### WHAT THE TASK ASKS
Drop all images and give the records again exactly.

---------- LISTING ----------

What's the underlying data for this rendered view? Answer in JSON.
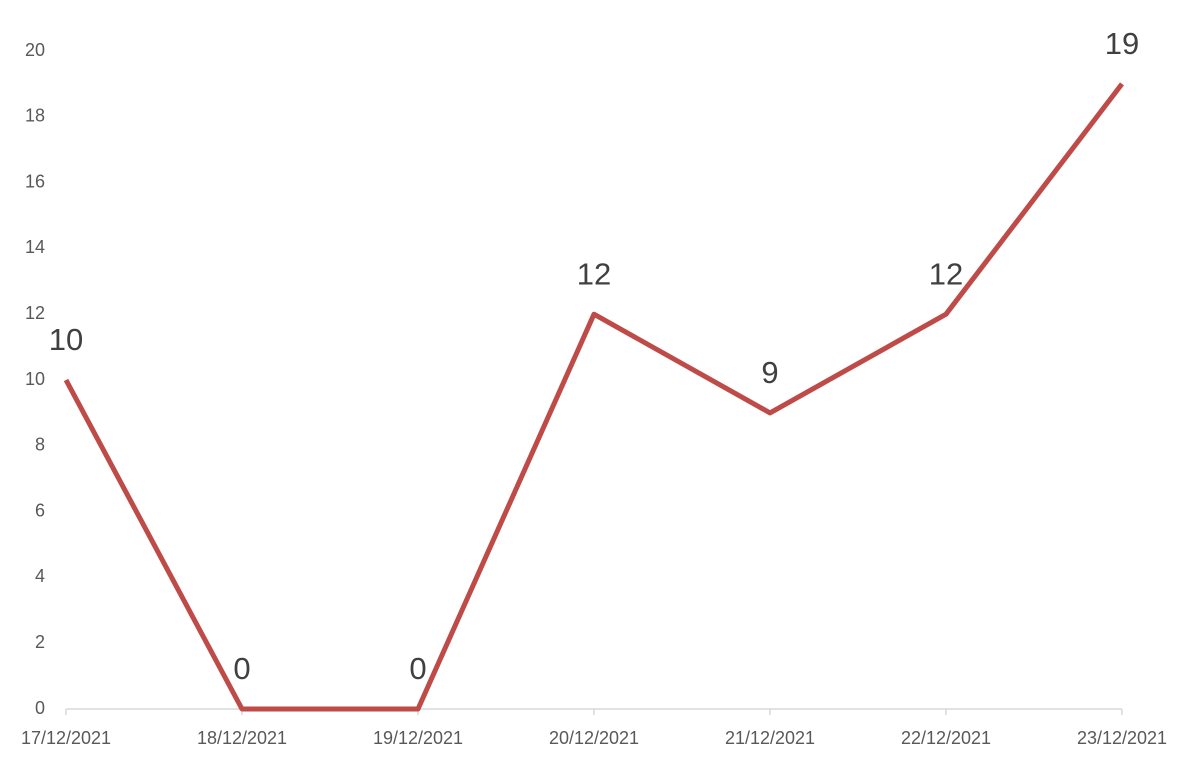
{
  "chart_data": {
    "type": "line",
    "categories": [
      "17/12/2021",
      "18/12/2021",
      "19/12/2021",
      "20/12/2021",
      "21/12/2021",
      "22/12/2021",
      "23/12/2021"
    ],
    "values": [
      10,
      0,
      0,
      12,
      9,
      12,
      19
    ],
    "color": "#be4b48",
    "ylim": [
      0,
      20
    ],
    "yticks": [
      0,
      2,
      4,
      6,
      8,
      10,
      12,
      14,
      16,
      18,
      20
    ],
    "grid": false,
    "data_labels": true
  }
}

----------

### WRITTEN SOLUTION
What's the underlying data for this rendered view? Answer in JSON.
{
  "chart_data": {
    "type": "line",
    "categories": [
      "17/12/2021",
      "18/12/2021",
      "19/12/2021",
      "20/12/2021",
      "21/12/2021",
      "22/12/2021",
      "23/12/2021"
    ],
    "values": [
      10,
      0,
      0,
      12,
      9,
      12,
      19
    ],
    "color": "#be4b48",
    "ylim": [
      0,
      20
    ],
    "yticks": [
      0,
      2,
      4,
      6,
      8,
      10,
      12,
      14,
      16,
      18,
      20
    ],
    "grid": false,
    "data_labels": true
  }
}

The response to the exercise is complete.